> AIM OF THE TASK
Scan the data for "text" and copy the lines it appears in.

> EXTRACTED INFORMATION

****************************************

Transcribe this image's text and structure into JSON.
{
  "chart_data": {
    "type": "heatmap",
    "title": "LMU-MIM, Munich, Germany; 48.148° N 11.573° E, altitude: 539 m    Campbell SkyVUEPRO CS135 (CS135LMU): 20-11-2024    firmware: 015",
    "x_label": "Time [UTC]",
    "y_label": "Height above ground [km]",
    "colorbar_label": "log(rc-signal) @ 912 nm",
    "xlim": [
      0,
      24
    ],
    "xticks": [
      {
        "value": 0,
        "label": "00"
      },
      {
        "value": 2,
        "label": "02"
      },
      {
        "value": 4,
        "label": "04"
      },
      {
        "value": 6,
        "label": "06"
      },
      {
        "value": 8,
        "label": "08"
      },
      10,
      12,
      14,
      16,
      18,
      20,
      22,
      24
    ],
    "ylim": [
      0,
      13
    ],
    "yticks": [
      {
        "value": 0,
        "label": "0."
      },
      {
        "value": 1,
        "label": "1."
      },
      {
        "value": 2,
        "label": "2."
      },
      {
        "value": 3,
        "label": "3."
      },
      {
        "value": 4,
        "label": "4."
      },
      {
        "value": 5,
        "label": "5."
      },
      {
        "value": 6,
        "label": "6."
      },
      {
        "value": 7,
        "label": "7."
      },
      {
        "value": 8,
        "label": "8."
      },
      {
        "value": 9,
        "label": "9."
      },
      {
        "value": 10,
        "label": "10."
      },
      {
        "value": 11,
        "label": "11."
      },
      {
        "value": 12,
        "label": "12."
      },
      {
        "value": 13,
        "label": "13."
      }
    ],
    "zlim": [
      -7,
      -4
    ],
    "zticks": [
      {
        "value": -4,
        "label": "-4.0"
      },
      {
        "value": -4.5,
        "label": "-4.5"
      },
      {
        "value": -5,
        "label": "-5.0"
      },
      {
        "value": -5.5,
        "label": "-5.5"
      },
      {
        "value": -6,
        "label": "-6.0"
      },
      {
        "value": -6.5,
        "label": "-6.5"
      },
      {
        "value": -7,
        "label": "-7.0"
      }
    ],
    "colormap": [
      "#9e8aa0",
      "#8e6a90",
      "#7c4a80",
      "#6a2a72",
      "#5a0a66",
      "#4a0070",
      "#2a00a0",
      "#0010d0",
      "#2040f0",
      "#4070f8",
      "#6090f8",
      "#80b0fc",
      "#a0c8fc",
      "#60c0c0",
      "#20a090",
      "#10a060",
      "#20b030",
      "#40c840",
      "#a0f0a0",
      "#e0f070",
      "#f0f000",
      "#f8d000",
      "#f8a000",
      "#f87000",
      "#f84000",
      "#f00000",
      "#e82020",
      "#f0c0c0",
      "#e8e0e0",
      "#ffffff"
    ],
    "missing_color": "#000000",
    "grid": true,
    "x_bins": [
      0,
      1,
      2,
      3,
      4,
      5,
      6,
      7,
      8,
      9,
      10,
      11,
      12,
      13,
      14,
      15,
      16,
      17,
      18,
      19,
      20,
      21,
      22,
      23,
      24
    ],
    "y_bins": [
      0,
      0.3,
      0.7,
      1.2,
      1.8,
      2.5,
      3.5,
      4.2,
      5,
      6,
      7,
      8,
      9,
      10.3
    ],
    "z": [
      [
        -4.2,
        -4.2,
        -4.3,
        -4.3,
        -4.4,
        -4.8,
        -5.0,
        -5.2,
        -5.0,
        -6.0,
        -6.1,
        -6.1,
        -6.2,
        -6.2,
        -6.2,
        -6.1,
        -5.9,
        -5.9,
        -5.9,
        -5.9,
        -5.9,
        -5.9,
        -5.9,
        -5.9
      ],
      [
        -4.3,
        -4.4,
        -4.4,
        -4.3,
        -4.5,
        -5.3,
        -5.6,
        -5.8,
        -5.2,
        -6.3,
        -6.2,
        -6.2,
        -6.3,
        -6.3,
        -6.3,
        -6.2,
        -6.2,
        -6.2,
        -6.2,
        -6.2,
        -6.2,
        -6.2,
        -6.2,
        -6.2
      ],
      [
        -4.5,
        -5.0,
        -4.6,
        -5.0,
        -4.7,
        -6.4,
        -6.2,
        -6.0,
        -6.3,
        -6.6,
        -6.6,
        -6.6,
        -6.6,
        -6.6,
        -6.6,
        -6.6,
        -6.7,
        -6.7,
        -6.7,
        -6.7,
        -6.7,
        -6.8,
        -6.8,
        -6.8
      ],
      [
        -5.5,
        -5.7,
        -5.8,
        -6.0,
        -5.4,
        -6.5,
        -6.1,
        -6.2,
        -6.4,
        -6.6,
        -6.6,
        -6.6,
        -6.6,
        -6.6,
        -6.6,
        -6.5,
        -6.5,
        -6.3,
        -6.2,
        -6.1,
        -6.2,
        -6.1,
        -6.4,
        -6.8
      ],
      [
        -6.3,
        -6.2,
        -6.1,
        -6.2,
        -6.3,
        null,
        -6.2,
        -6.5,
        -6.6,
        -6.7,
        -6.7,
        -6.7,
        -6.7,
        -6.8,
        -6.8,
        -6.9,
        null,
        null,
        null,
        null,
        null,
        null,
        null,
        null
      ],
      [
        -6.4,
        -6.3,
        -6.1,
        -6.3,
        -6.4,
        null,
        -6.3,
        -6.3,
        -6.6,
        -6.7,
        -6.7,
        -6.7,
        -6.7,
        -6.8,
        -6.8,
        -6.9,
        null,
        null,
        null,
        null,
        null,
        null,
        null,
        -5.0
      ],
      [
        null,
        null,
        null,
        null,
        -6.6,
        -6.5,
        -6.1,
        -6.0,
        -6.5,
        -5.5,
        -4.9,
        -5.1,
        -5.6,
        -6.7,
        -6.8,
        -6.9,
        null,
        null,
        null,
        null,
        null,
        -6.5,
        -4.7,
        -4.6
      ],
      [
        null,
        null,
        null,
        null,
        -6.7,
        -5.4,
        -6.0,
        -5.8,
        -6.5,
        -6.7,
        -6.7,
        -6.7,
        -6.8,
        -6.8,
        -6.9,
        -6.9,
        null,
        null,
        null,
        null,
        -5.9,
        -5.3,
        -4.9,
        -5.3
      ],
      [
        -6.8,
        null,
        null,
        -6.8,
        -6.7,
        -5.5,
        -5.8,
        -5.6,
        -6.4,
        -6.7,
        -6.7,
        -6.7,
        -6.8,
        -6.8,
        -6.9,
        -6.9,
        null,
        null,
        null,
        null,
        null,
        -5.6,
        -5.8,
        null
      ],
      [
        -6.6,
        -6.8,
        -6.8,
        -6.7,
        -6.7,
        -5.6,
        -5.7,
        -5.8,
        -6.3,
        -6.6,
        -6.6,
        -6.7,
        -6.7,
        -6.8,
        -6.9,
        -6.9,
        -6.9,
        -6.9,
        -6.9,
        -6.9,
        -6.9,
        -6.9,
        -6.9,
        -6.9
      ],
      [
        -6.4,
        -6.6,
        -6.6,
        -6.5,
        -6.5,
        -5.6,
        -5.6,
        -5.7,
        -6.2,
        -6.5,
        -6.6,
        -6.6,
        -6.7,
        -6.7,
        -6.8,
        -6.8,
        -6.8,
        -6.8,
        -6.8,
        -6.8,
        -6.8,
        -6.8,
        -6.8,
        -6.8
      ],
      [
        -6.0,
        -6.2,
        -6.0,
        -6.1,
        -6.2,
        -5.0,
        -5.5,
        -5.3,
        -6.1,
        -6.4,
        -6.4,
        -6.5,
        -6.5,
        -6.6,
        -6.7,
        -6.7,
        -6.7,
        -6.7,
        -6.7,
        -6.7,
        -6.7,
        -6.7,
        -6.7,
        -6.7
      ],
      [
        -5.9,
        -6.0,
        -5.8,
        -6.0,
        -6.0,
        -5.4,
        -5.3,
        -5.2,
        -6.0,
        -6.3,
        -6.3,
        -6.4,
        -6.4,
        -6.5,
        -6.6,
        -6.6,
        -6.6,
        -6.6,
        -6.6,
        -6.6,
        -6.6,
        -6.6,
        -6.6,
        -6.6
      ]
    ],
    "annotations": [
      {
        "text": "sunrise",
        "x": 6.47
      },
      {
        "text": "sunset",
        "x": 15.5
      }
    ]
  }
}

****************************************

> THE RESULT
Transcribe this image's text and structure into JSON.
        "text": "sunrise",
        "text": "sunset",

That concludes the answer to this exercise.